### Short problem
Write out the data again in full, exactly as it reads.

### Supplied data
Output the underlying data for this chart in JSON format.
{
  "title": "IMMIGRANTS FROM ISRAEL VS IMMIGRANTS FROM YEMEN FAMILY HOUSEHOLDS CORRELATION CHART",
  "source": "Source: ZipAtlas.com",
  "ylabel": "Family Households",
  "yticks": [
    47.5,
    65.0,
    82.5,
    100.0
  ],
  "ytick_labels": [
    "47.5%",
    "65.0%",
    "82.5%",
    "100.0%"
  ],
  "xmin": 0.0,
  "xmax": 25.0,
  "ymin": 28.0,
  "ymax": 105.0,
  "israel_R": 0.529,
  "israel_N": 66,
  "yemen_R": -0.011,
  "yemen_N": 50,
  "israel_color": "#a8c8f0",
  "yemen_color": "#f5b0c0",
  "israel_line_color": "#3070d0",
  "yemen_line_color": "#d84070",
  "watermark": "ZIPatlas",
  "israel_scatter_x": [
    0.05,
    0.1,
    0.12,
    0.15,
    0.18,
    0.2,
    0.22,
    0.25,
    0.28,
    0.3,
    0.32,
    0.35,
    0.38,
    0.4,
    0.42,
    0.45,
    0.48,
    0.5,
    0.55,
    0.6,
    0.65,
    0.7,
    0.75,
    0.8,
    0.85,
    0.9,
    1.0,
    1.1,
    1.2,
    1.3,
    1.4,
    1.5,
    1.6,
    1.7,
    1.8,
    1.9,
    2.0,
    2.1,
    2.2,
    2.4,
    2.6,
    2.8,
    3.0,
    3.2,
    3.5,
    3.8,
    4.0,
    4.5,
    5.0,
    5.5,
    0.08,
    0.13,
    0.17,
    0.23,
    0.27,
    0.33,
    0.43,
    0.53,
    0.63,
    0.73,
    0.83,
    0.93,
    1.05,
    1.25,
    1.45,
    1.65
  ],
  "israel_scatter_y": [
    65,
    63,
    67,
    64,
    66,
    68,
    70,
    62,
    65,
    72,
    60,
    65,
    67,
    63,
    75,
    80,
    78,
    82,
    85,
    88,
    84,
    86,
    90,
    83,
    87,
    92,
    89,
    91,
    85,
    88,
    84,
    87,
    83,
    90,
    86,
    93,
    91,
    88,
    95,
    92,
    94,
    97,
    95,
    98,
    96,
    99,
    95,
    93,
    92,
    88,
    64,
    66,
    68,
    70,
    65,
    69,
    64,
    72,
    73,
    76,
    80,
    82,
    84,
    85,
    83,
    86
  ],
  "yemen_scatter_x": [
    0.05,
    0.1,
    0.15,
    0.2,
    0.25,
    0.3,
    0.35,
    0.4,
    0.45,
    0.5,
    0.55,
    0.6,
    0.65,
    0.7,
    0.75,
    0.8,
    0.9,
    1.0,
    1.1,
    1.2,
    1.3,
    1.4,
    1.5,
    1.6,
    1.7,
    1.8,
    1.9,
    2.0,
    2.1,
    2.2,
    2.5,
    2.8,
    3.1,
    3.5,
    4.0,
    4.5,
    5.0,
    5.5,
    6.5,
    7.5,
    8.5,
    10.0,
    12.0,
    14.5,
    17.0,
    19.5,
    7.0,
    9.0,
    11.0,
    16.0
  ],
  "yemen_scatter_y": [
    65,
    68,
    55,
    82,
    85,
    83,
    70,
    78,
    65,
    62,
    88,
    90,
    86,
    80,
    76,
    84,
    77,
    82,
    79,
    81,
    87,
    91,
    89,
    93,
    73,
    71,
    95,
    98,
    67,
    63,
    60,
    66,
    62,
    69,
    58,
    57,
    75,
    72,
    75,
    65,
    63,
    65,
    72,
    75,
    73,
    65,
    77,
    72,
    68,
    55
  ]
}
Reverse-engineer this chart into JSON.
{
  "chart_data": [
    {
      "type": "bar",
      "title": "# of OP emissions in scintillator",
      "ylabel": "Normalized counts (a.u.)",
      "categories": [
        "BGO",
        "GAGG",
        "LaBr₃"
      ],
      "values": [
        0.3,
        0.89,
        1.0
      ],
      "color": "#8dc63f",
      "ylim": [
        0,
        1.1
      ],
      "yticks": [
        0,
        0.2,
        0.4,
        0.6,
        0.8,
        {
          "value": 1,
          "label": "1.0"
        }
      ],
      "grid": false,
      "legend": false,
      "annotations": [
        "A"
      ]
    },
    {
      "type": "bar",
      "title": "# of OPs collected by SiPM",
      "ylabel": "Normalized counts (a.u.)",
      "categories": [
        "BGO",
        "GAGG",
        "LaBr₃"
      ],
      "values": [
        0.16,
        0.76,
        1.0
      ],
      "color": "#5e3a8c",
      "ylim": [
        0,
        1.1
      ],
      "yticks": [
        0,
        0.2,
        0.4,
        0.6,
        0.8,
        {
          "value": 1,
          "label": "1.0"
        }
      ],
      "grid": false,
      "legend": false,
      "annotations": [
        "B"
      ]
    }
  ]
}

### Answer to this problem
Output the underlying data for this chart in JSON format.
{
  "title": "IMMIGRANTS FROM ISRAEL VS IMMIGRANTS FROM YEMEN FAMILY HOUSEHOLDS CORRELATION CHART",
  "source": "Source: ZipAtlas.com",
  "ylabel": "Family Households",
  "yticks": [
    47.5,
    65.0,
    82.5,
    100.0
  ],
  "ytick_labels": [
    "47.5%",
    "65.0%",
    "82.5%",
    "100.0%"
  ],
  "xmin": 0.0,
  "xmax": 25.0,
  "ymin": 28.0,
  "ymax": 105.0,
  "israel_R": 0.529,
  "israel_N": 66,
  "yemen_R": -0.011,
  "yemen_N": 50,
  "israel_color": "#a8c8f0",
  "yemen_color": "#f5b0c0",
  "israel_line_color": "#3070d0",
  "yemen_line_color": "#d84070",
  "watermark": "ZIPatlas",
  "israel_scatter_x": [
    0.05,
    0.1,
    0.12,
    0.15,
    0.18,
    0.2,
    0.22,
    0.25,
    0.28,
    0.3,
    0.32,
    0.35,
    0.38,
    0.4,
    0.42,
    0.45,
    0.48,
    0.5,
    0.55,
    0.6,
    0.65,
    0.7,
    0.75,
    0.8,
    0.85,
    0.9,
    1.0,
    1.1,
    1.2,
    1.3,
    1.4,
    1.5,
    1.6,
    1.7,
    1.8,
    1.9,
    2.0,
    2.1,
    2.2,
    2.4,
    2.6,
    2.8,
    3.0,
    3.2,
    3.5,
    3.8,
    4.0,
    4.5,
    5.0,
    5.5,
    0.08,
    0.13,
    0.17,
    0.23,
    0.27,
    0.33,
    0.43,
    0.53,
    0.63,
    0.73,
    0.83,
    0.93,
    1.05,
    1.25,
    1.45,
    1.65
  ],
  "israel_scatter_y": [
    65,
    63,
    67,
    64,
    66,
    68,
    70,
    62,
    65,
    72,
    60,
    65,
    67,
    63,
    75,
    80,
    78,
    82,
    85,
    88,
    84,
    86,
    90,
    83,
    87,
    92,
    89,
    91,
    85,
    88,
    84,
    87,
    83,
    90,
    86,
    93,
    91,
    88,
    95,
    92,
    94,
    97,
    95,
    98,
    96,
    99,
    95,
    93,
    92,
    88,
    64,
    66,
    68,
    70,
    65,
    69,
    64,
    72,
    73,
    76,
    80,
    82,
    84,
    85,
    83,
    86
  ],
  "yemen_scatter_x": [
    0.05,
    0.1,
    0.15,
    0.2,
    0.25,
    0.3,
    0.35,
    0.4,
    0.45,
    0.5,
    0.55,
    0.6,
    0.65,
    0.7,
    0.75,
    0.8,
    0.9,
    1.0,
    1.1,
    1.2,
    1.3,
    1.4,
    1.5,
    1.6,
    1.7,
    1.8,
    1.9,
    2.0,
    2.1,
    2.2,
    2.5,
    2.8,
    3.1,
    3.5,
    4.0,
    4.5,
    5.0,
    5.5,
    6.5,
    7.5,
    8.5,
    10.0,
    12.0,
    14.5,
    17.0,
    19.5,
    7.0,
    9.0,
    11.0,
    16.0
  ],
  "yemen_scatter_y": [
    65,
    68,
    55,
    82,
    85,
    83,
    70,
    78,
    65,
    62,
    88,
    90,
    86,
    80,
    76,
    84,
    77,
    82,
    79,
    81,
    87,
    91,
    89,
    93,
    73,
    71,
    95,
    98,
    67,
    63,
    60,
    66,
    62,
    69,
    58,
    57,
    75,
    72,
    75,
    65,
    63,
    65,
    72,
    75,
    73,
    65,
    77,
    72,
    68,
    55
  ]
}
Reverse-engineer this chart into JSON.
{
  "chart_data": [
    {
      "type": "bar",
      "title": "# of OP emissions in scintillator",
      "ylabel": "Normalized counts (a.u.)",
      "categories": [
        "BGO",
        "GAGG",
        "LaBr₃"
      ],
      "values": [
        0.3,
        0.89,
        1.0
      ],
      "color": "#8dc63f",
      "ylim": [
        0,
        1.1
      ],
      "yticks": [
        0,
        0.2,
        0.4,
        0.6,
        0.8,
        {
          "value": 1,
          "label": "1.0"
        }
      ],
      "grid": false,
      "legend": false,
      "annotations": [
        "A"
      ]
    },
    {
      "type": "bar",
      "title": "# of OPs collected by SiPM",
      "ylabel": "Normalized counts (a.u.)",
      "categories": [
        "BGO",
        "GAGG",
        "LaBr₃"
      ],
      "values": [
        0.16,
        0.76,
        1.0
      ],
      "color": "#5e3a8c",
      "ylim": [
        0,
        1.1
      ],
      "yticks": [
        0,
        0.2,
        0.4,
        0.6,
        0.8,
        {
          "value": 1,
          "label": "1.0"
        }
      ],
      "grid": false,
      "legend": false,
      "annotations": [
        "B"
      ]
    }
  ]
}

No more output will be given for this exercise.